======== Text

Gräuliche Mitternacht im grimmen Dezember: Die Kohle im Feuer verglüht matt und erschafft ein Geisterlicht – da pocht es. So beginnt das Grusel-Gedicht «Der Rabe» (1845) des amerikanischen Horror-Poeten Edgar Allan Poe (1809–1849). Und weiter: «Auf warf ich das Fenstergatter, als herein mit Geflatter schritt ein stattlich stolzer Rabe wie aus Sagenzeiten her.» Das ist wohl der berühmteste Text über den grossen schwarzen Vogel. Er beeinflusst unsere Sicht auf das schauerlich-schlaue Tier bis heute.

================

• _Ziel der Aufgabe_
Wer hat laut dem Text das Gedicht «Der Rabe» geschrieben? Die Auflistung spielt dafür keine Rolle.

======== Datenblock

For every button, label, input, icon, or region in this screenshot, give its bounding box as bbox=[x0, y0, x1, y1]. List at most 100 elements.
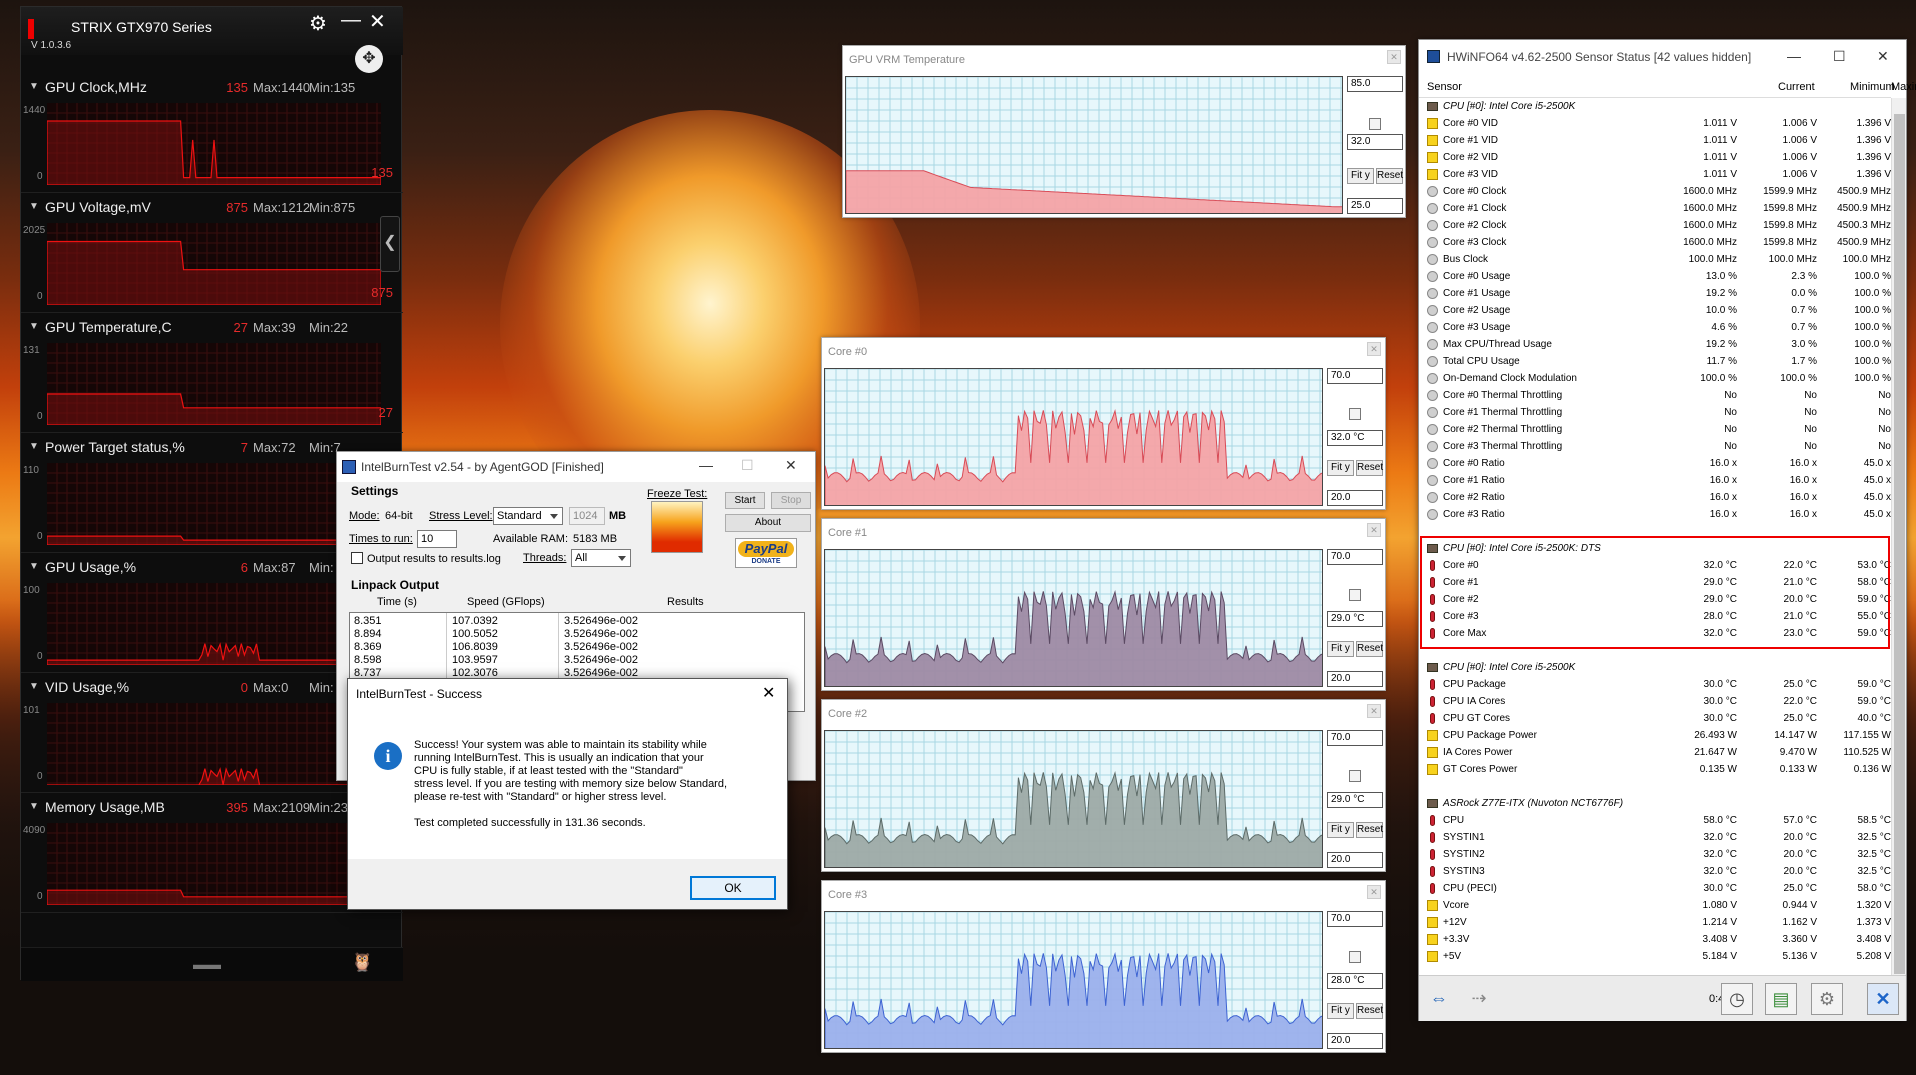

================

• _Ergebnis_
Edgar Allan Poe